_WHAT YOU NEED TO DO:_ Below are the entries; output exactly the lines from the one containing "Output the text content of this document." through the final line, inclusive.

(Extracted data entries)
────────
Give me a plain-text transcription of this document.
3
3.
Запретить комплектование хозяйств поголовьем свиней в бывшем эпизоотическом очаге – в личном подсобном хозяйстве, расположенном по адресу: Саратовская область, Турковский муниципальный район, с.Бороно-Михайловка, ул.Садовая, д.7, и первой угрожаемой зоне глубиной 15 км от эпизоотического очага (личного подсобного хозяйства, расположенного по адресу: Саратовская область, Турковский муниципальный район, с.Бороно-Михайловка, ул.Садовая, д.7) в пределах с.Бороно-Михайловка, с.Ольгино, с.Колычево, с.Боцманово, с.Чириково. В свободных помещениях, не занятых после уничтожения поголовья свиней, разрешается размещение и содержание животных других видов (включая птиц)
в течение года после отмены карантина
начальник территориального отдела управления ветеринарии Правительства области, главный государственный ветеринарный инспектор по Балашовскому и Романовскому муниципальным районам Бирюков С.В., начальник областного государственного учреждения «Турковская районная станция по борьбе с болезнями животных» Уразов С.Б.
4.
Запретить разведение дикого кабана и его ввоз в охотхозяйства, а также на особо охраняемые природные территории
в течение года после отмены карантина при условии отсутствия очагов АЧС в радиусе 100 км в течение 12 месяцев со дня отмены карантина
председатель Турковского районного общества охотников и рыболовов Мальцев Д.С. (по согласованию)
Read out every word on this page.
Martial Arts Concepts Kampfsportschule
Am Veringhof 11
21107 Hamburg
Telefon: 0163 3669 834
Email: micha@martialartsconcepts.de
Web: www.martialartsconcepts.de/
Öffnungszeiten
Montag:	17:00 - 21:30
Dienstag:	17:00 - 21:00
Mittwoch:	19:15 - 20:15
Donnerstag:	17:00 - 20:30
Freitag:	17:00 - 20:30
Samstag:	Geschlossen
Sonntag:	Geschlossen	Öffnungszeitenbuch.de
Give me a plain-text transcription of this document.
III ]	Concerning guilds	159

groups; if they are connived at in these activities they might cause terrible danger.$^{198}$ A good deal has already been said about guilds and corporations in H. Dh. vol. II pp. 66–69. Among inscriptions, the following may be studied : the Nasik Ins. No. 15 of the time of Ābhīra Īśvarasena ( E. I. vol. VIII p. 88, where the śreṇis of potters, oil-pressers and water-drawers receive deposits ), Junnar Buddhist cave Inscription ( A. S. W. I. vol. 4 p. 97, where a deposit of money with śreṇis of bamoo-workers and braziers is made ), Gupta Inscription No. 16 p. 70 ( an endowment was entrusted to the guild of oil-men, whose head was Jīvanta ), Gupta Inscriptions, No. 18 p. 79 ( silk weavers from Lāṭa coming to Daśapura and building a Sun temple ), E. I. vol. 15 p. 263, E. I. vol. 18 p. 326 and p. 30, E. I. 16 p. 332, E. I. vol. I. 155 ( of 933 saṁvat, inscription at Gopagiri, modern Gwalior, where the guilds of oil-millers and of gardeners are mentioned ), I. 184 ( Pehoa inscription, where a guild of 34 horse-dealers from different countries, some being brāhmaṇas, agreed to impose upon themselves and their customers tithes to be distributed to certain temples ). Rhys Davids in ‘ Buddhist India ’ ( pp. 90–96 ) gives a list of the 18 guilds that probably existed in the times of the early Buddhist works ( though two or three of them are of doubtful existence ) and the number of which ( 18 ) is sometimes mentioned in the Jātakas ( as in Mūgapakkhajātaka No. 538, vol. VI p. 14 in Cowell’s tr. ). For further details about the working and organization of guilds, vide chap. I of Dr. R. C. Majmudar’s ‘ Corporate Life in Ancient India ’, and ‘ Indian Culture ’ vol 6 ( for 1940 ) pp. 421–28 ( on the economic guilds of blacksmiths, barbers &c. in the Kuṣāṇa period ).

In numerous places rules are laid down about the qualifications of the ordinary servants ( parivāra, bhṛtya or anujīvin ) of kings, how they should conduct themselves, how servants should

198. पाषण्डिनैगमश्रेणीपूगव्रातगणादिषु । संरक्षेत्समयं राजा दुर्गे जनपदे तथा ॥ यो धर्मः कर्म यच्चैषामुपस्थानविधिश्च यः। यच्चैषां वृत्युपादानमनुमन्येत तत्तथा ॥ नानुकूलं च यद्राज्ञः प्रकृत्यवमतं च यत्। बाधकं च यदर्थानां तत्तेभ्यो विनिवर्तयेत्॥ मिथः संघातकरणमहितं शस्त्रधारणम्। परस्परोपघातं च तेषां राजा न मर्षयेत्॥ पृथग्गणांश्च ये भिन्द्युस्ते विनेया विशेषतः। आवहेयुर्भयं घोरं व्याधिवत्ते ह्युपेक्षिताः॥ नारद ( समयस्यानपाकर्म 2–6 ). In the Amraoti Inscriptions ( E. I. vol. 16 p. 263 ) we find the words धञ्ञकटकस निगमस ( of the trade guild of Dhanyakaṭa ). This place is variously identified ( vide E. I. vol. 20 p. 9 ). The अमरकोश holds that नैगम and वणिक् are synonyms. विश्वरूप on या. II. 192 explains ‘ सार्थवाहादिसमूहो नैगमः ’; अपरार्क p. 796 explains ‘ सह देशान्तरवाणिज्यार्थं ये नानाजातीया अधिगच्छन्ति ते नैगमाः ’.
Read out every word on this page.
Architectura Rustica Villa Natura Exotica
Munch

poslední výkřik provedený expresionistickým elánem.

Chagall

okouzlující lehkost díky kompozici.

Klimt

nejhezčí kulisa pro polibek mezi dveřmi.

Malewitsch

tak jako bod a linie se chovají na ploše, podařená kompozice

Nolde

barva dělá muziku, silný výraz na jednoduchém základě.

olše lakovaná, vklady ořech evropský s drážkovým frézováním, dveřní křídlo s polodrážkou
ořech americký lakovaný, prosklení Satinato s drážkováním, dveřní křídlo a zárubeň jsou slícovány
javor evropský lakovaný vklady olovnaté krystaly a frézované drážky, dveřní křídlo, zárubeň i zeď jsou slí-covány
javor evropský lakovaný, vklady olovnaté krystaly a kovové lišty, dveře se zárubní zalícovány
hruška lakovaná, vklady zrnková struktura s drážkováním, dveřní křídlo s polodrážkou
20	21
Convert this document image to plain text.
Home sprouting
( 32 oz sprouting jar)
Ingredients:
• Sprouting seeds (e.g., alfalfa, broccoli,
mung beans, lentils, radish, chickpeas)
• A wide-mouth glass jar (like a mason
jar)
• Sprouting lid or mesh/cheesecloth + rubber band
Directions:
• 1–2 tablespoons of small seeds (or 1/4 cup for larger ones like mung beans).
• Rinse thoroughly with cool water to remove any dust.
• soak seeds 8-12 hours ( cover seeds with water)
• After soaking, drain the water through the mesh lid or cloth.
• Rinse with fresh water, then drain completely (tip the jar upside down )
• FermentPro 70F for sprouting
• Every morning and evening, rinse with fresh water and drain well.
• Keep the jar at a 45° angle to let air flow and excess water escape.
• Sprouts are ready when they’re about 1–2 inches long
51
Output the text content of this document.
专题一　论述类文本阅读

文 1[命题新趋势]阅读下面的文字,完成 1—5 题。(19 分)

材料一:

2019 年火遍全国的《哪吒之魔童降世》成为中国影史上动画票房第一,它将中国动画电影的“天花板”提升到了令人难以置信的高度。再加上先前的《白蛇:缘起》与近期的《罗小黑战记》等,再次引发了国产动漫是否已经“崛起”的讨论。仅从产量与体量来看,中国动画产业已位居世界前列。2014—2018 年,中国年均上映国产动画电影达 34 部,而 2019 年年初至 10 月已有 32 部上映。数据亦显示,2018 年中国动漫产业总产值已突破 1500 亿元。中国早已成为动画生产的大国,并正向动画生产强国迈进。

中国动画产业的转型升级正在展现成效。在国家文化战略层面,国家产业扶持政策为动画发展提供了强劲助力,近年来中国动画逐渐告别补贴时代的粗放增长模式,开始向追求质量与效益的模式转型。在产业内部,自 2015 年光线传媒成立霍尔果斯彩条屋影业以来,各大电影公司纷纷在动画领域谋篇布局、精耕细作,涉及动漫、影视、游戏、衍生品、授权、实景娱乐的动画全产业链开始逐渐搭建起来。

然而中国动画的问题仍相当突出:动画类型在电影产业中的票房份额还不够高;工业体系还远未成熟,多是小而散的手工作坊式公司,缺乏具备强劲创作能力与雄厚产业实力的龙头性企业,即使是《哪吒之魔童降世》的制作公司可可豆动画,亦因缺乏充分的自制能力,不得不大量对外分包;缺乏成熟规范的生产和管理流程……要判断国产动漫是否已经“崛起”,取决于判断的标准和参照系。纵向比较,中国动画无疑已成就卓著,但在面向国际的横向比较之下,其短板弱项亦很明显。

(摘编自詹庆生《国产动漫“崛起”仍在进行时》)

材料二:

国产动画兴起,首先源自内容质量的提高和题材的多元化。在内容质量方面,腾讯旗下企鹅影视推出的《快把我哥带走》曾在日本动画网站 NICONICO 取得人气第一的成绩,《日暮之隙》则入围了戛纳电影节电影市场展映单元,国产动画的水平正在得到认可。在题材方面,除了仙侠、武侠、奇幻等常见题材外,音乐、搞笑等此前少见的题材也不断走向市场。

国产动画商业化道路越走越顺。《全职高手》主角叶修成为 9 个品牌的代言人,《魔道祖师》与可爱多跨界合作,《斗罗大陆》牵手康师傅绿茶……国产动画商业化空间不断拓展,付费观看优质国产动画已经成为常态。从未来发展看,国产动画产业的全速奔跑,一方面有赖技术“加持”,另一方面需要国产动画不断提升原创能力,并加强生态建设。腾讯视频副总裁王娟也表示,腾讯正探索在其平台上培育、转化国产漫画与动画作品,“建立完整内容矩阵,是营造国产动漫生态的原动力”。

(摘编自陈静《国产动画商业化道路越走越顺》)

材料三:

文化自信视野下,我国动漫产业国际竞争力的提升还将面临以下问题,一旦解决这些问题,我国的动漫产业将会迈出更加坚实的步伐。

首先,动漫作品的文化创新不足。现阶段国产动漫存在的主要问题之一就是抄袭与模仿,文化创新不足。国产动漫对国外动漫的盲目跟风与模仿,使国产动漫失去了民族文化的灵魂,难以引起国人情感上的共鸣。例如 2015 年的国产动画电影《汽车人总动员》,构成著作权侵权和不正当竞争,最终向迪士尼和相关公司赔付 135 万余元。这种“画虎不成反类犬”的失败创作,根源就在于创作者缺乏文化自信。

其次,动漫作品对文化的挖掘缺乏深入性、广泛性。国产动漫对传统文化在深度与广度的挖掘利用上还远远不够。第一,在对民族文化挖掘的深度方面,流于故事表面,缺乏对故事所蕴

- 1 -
────────
_EXERCISE RESULT:_
Output the text content of this document.
专题一　论述类文本阅读

文 1[命题新趋势]阅读下面的文字,完成 1—5 题。(19 分)

材料一:

2019 年火遍全国的《哪吒之魔童降世》成为中国影史上动画票房第一,它将中国动画电影的“天花板”提升到了令人难以置信的高度。再加上先前的《白蛇:缘起》与近期的《罗小黑战记》等,再次引发了国产动漫是否已经“崛起”的讨论。仅从产量与体量来看,中国动画产业已位居世界前列。2014—2018 年,中国年均上映国产动画电影达 34 部,而 2019 年年初至 10 月已有 32 部上映。数据亦显示,2018 年中国动漫产业总产值已突破 1500 亿元。中国早已成为动画生产的大国,并正向动画生产强国迈进。

中国动画产业的转型升级正在展现成效。在国家文化战略层面,国家产业扶持政策为动画发展提供了强劲助力,近年来中国动画逐渐告别补贴时代的粗放增长模式,开始向追求质量与效益的模式转型。在产业内部,自 2015 年光线传媒成立霍尔果斯彩条屋影业以来,各大电影公司纷纷在动画领域谋篇布局、精耕细作,涉及动漫、影视、游戏、衍生品、授权、实景娱乐的动画全产业链开始逐渐搭建起来。

然而中国动画的问题仍相当突出:动画类型在电影产业中的票房份额还不够高;工业体系还远未成熟,多是小而散的手工作坊式公司,缺乏具备强劲创作能力与雄厚产业实力的龙头性企业,即使是《哪吒之魔童降世》的制作公司可可豆动画,亦因缺乏充分的自制能力,不得不大量对外分包;缺乏成熟规范的生产和管理流程……要判断国产动漫是否已经“崛起”,取决于判断的标准和参照系。纵向比较,中国动画无疑已成就卓著,但在面向国际的横向比较之下,其短板弱项亦很明显。

(摘编自詹庆生《国产动漫“崛起”仍在进行时》)

材料二:

国产动画兴起,首先源自内容质量的提高和题材的多元化。在内容质量方面,腾讯旗下企鹅影视推出的《快把我哥带走》曾在日本动画网站 NICONICO 取得人气第一的成绩,《日暮之隙》则入围了戛纳电影节电影市场展映单元,国产动画的水平正在得到认可。在题材方面,除了仙侠、武侠、奇幻等常见题材外,音乐、搞笑等此前少见的题材也不断走向市场。

国产动画商业化道路越走越顺。《全职高手》主角叶修成为 9 个品牌的代言人,《魔道祖师》与可爱多跨界合作,《斗罗大陆》牵手康师傅绿茶……国产动画商业化空间不断拓展,付费观看优质国产动画已经成为常态。从未来发展看,国产动画产业的全速奔跑,一方面有赖技术“加持”,另一方面需要国产动画不断提升原创能力,并加强生态建设。腾讯视频副总裁王娟也表示,腾讯正探索在其平台上培育、转化国产漫画与动画作品,“建立完整内容矩阵,是营造国产动漫生态的原动力”。

(摘编自陈静《国产动画商业化道路越走越顺》)

材料三:

文化自信视野下,我国动漫产业国际竞争力的提升还将面临以下问题,一旦解决这些问题,我国的动漫产业将会迈出更加坚实的步伐。

首先,动漫作品的文化创新不足。现阶段国产动漫存在的主要问题之一就是抄袭与模仿,文化创新不足。国产动漫对国外动漫的盲目跟风与模仿,使国产动漫失去了民族文化的灵魂,难以引起国人情感上的共鸣。例如 2015 年的国产动画电影《汽车人总动员》,构成著作权侵权和不正当竞争,最终向迪士尼和相关公司赔付 135 万余元。这种“画虎不成反类犬”的失败创作,根源就在于创作者缺乏文化自信。

其次,动漫作品对文化的挖掘缺乏深入性、广泛性。国产动漫对传统文化在深度与广度的挖掘利用上还远远不够。第一,在对民族文化挖掘的深度方面,流于故事表面,缺乏对故事所蕴

- 1 -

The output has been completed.